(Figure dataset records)

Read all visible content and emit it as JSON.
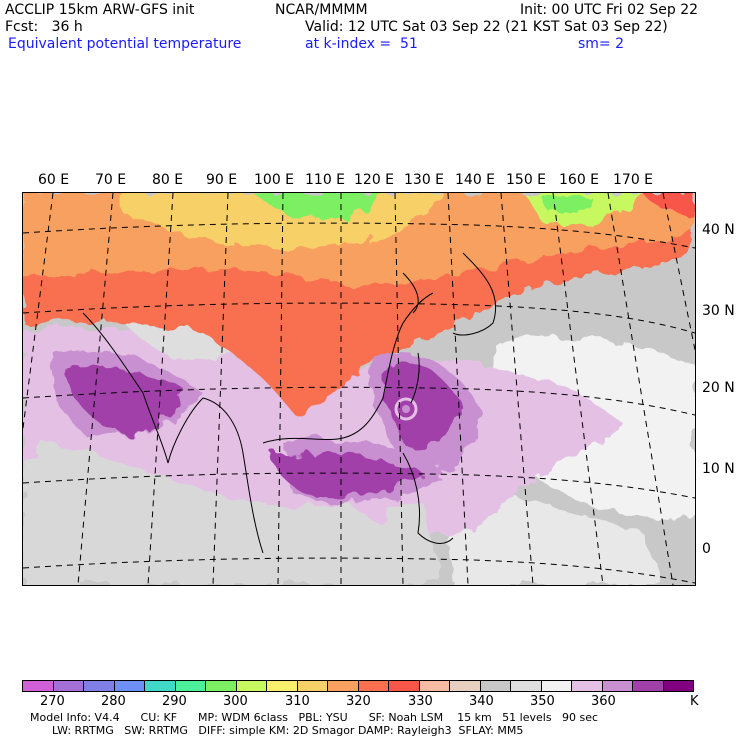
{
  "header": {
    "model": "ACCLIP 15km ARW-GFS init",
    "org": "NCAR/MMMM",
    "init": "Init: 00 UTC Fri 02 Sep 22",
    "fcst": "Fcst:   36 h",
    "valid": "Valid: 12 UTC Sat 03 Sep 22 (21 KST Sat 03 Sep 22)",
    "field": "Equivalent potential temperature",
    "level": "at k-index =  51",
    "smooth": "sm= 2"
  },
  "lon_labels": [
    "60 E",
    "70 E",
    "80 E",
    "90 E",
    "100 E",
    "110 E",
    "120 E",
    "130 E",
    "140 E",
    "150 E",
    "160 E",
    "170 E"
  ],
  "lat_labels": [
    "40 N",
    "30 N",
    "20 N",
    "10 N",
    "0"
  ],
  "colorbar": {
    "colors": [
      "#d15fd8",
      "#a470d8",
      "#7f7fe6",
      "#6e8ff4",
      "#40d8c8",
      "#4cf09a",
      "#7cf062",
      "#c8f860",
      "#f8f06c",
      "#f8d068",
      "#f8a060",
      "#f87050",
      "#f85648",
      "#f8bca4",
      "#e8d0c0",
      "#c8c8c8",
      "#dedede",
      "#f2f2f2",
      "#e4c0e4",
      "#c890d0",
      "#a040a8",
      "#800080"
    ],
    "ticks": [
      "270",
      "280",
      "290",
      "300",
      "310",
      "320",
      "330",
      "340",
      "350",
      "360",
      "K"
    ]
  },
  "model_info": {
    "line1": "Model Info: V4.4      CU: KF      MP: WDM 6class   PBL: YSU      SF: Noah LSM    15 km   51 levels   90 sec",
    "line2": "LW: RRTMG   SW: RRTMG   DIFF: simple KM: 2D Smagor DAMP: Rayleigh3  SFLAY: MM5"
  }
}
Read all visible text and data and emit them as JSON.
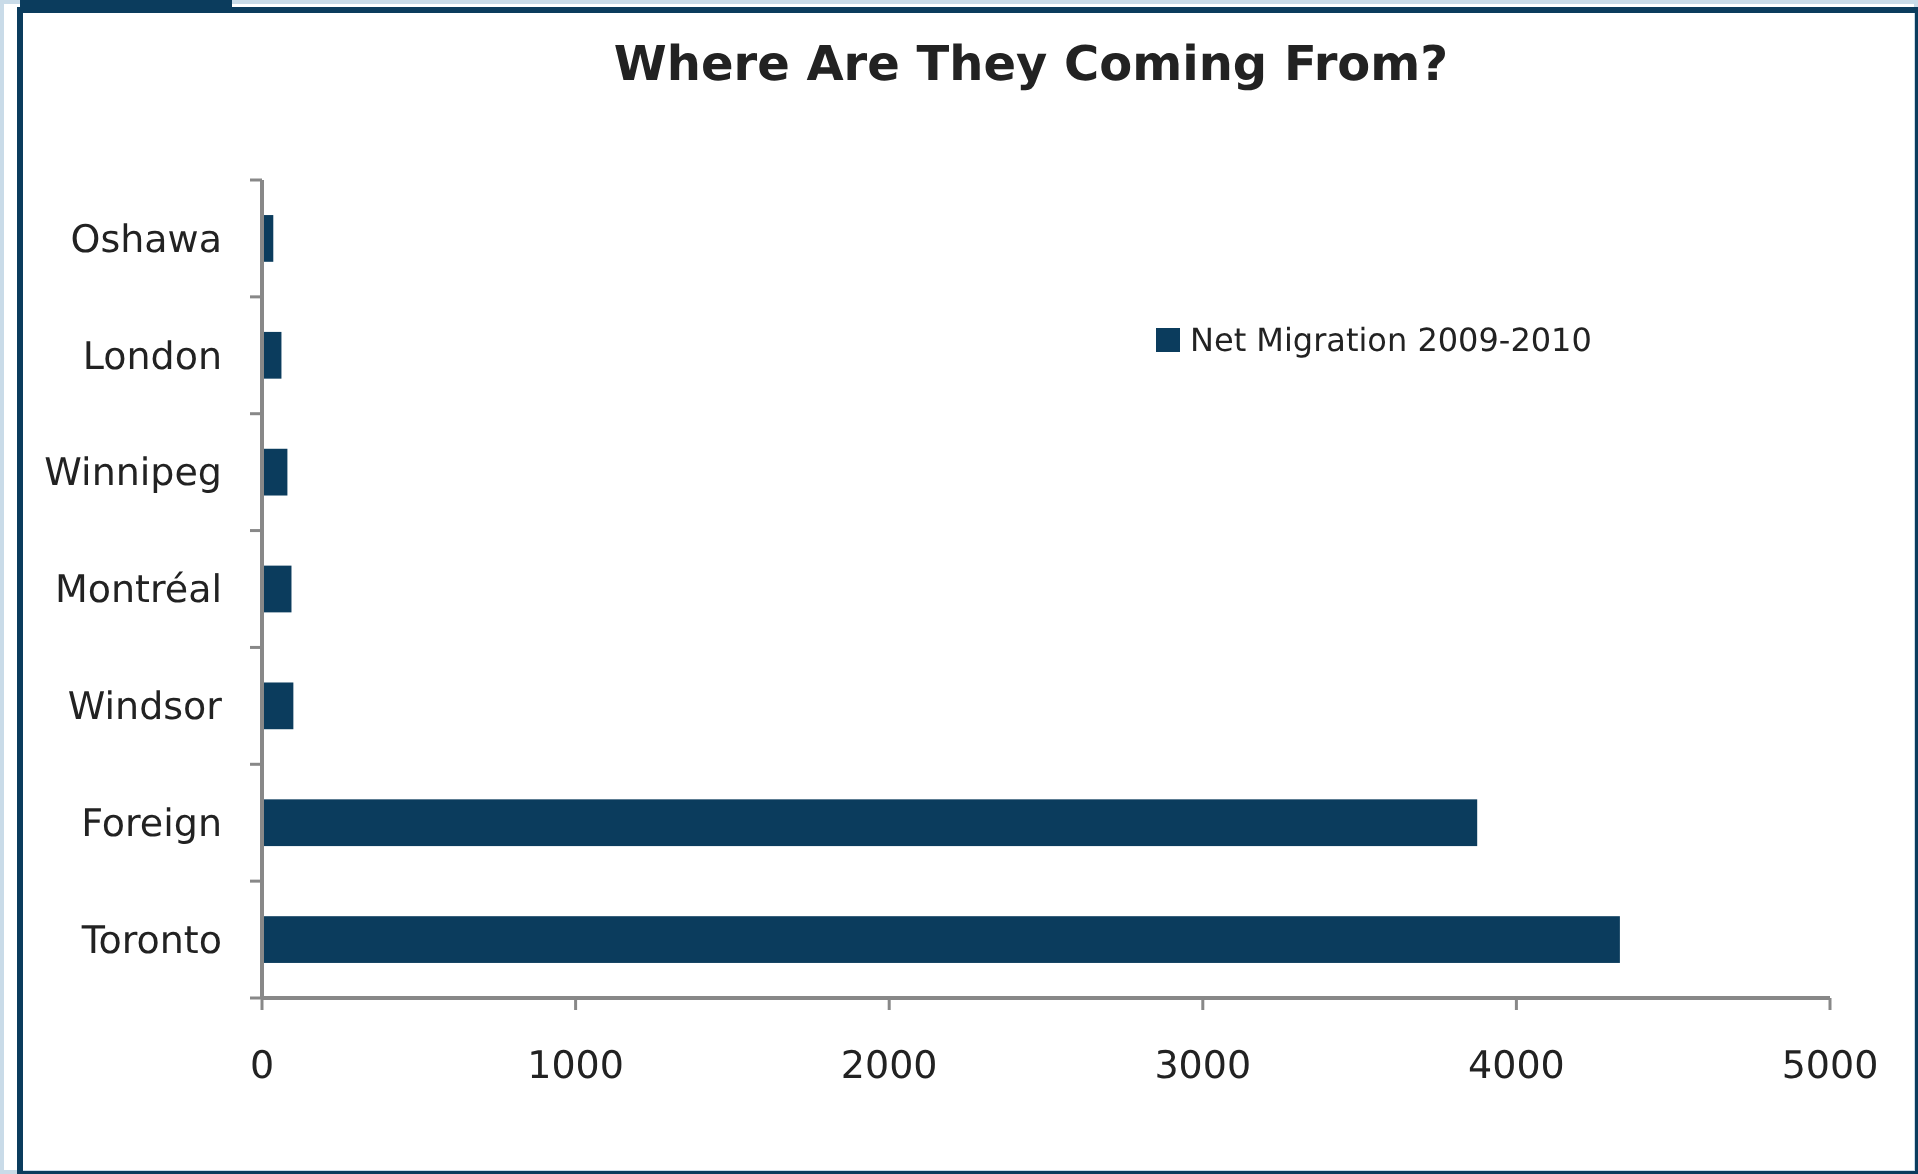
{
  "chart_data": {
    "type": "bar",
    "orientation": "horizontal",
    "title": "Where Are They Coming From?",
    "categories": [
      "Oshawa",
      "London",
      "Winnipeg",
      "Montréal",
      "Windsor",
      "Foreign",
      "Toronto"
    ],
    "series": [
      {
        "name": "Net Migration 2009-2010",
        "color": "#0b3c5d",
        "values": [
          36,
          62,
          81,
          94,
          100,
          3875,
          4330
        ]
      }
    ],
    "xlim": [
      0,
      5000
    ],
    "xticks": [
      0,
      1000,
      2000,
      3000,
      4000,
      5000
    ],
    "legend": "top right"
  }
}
* * *
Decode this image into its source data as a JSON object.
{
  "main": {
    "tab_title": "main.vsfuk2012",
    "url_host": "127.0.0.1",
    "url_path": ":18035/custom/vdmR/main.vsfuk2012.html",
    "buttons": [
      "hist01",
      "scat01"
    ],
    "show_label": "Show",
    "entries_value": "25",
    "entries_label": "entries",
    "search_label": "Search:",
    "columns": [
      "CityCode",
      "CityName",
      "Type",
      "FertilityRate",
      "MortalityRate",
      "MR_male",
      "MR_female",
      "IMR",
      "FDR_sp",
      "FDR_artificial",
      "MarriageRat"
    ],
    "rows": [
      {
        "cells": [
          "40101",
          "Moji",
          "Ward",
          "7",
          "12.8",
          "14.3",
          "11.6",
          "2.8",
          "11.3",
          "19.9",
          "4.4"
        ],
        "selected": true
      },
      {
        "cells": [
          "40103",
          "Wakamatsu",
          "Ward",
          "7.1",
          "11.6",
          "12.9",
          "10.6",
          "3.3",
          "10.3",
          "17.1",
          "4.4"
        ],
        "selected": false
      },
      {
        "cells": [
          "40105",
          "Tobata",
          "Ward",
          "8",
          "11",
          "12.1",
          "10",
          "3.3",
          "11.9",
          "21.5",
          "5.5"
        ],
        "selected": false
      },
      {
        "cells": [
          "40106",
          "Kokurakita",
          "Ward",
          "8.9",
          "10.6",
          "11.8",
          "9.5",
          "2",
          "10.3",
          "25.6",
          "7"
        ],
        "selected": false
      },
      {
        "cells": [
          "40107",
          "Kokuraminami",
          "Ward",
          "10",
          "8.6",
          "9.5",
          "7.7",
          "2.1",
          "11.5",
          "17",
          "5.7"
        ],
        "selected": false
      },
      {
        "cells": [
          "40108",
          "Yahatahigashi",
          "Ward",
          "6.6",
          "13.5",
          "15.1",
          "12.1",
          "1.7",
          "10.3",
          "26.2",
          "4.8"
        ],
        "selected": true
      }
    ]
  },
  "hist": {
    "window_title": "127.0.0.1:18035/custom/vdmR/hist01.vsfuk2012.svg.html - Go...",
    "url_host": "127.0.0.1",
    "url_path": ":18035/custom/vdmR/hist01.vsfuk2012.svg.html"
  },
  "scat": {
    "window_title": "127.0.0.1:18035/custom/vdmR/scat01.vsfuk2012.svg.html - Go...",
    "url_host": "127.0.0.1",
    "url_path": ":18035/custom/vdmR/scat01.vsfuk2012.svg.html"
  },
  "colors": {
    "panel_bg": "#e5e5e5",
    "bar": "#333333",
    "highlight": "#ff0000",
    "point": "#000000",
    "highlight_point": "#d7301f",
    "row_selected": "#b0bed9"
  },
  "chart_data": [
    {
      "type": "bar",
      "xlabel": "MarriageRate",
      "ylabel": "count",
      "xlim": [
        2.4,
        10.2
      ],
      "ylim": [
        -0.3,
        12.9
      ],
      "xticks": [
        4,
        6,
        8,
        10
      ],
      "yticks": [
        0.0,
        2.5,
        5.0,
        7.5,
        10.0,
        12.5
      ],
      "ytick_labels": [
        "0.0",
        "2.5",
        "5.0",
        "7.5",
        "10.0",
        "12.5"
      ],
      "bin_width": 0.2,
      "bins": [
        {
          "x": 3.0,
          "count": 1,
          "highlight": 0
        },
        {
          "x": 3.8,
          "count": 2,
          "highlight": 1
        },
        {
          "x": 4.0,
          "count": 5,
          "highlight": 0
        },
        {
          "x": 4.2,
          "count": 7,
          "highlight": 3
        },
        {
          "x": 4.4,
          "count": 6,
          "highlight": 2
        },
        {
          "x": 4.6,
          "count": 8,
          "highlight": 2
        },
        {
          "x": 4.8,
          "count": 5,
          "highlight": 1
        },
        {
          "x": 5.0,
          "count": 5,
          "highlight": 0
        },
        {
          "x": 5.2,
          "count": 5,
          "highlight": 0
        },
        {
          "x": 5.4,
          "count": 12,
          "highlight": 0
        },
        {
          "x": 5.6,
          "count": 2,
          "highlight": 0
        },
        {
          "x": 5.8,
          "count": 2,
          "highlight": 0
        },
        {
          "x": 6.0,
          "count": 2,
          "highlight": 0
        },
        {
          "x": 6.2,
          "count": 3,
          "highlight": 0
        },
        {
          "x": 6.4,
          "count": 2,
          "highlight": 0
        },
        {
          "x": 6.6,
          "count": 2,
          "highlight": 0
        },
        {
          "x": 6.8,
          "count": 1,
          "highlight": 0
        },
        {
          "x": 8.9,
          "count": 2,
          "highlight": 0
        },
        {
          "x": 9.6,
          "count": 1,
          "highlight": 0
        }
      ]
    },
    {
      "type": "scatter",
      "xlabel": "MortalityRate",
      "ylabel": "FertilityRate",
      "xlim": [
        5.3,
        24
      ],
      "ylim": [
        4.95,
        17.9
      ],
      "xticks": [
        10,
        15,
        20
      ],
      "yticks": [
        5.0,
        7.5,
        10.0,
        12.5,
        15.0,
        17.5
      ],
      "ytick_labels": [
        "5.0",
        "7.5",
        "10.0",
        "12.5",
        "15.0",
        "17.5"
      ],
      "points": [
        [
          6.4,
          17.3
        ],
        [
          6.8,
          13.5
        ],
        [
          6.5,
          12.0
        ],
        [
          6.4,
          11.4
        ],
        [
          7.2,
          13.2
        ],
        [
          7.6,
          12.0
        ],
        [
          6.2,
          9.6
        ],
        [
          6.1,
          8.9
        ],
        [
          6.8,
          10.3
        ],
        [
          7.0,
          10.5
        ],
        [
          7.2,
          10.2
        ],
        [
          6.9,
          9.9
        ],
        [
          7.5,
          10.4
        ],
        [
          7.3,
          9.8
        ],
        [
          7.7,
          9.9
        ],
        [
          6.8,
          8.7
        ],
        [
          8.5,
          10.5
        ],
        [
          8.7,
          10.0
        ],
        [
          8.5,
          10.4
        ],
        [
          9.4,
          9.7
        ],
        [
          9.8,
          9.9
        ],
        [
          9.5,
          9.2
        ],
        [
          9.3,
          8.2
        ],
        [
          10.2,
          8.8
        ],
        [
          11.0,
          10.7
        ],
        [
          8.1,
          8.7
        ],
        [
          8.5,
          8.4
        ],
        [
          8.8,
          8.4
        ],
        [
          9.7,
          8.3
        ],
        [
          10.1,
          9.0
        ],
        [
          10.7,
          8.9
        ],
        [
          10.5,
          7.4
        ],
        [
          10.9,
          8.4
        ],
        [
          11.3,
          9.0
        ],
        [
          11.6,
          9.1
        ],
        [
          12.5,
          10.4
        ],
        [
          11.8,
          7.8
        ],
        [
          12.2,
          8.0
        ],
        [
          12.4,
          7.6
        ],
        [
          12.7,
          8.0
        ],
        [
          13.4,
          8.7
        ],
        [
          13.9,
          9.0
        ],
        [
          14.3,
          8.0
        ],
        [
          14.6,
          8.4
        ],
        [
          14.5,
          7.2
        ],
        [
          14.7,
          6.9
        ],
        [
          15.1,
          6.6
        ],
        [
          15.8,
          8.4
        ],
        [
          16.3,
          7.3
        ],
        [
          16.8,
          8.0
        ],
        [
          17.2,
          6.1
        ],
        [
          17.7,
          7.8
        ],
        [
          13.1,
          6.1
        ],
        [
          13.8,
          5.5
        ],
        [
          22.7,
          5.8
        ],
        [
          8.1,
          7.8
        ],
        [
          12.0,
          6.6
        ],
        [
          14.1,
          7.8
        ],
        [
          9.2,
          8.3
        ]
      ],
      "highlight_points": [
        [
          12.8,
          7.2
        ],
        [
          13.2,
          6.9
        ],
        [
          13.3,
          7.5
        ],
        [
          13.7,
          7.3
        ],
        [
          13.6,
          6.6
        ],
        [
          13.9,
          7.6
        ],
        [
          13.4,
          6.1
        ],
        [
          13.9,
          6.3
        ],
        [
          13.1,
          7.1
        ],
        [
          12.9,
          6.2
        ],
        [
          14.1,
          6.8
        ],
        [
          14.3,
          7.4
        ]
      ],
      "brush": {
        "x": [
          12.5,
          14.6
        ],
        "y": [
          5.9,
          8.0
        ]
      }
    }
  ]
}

# Exercise goal
Sift the material for lines with the string "main". Copy each one found.

# Task response
  "main": {
    "tab_title": "main.vsfuk2012",
    "url_path": ":18035/custom/vdmR/main.vsfuk2012.html",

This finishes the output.